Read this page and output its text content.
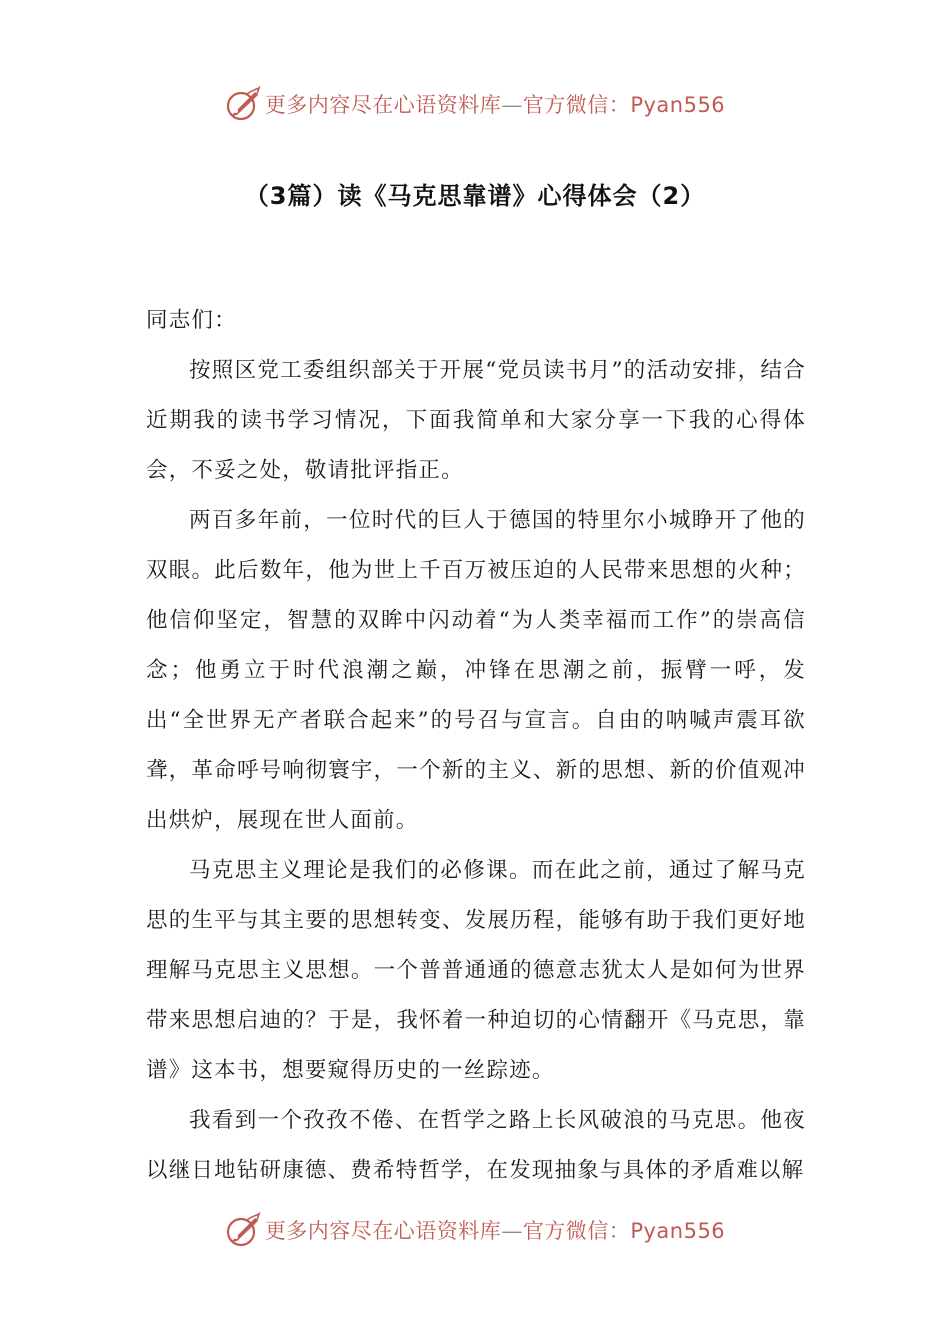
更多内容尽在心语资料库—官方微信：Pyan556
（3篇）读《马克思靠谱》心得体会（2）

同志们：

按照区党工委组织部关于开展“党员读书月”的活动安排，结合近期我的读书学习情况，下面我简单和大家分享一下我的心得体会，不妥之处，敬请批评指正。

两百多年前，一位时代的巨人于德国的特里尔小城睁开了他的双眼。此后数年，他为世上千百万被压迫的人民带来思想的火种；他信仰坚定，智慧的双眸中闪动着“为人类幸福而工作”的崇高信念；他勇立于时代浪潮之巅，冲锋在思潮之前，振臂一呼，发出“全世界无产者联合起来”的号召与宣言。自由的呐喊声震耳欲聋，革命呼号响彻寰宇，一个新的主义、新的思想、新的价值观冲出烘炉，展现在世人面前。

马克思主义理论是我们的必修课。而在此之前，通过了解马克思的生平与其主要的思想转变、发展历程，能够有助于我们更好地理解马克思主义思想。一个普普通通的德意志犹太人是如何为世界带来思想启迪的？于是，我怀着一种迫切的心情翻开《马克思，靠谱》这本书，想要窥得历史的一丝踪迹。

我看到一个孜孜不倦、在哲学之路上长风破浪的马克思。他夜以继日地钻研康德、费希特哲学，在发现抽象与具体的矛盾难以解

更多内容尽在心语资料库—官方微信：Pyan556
...
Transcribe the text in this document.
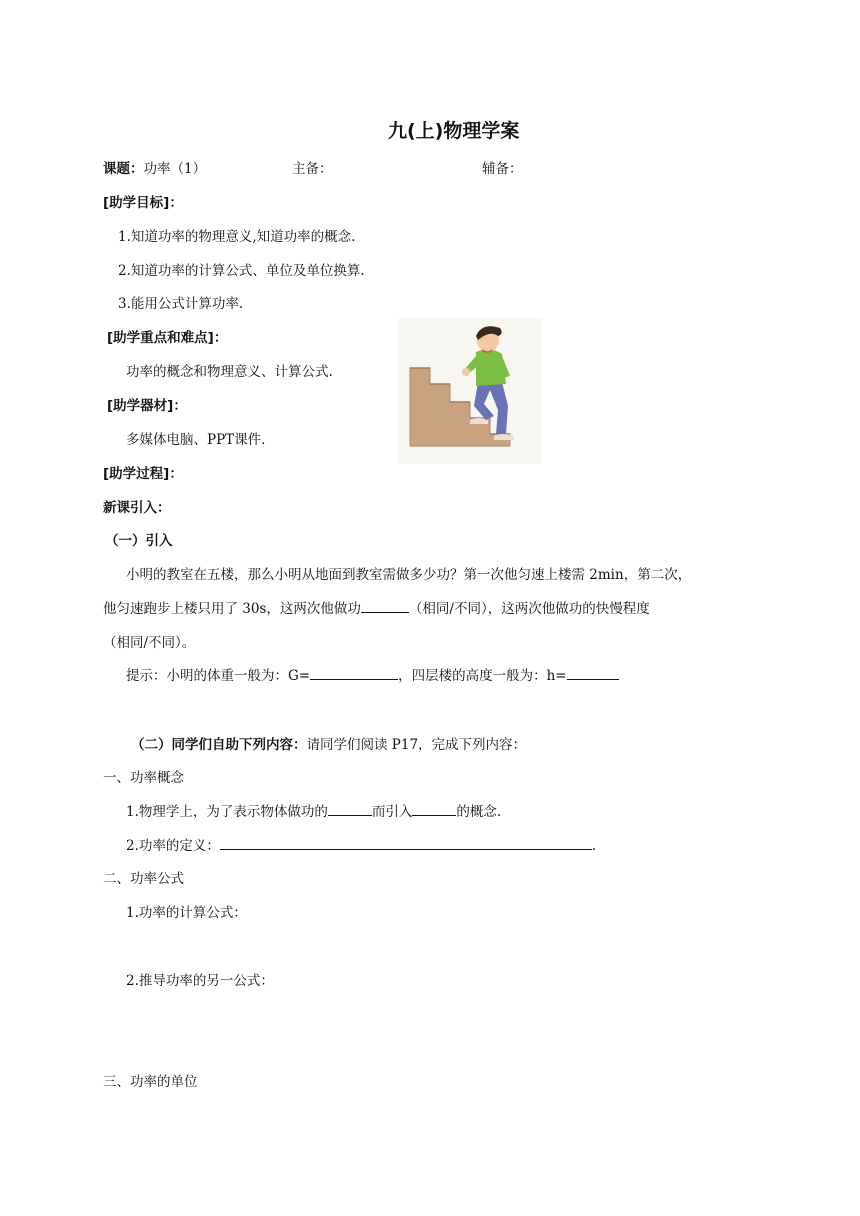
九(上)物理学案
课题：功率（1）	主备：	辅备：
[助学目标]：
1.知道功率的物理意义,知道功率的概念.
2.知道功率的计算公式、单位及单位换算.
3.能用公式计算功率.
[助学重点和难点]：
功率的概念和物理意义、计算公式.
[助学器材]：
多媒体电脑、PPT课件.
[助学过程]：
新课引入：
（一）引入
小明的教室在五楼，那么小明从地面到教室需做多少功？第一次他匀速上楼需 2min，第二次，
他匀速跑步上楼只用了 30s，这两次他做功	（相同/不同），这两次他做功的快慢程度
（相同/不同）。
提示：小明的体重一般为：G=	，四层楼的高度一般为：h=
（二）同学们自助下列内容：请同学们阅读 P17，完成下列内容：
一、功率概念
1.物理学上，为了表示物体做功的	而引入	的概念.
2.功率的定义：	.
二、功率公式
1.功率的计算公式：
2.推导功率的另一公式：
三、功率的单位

Task description — Reproduce every line from the entries that holds the word "this".

Correct answer —
Read this page and output its text content.
Transcribe the text in this document.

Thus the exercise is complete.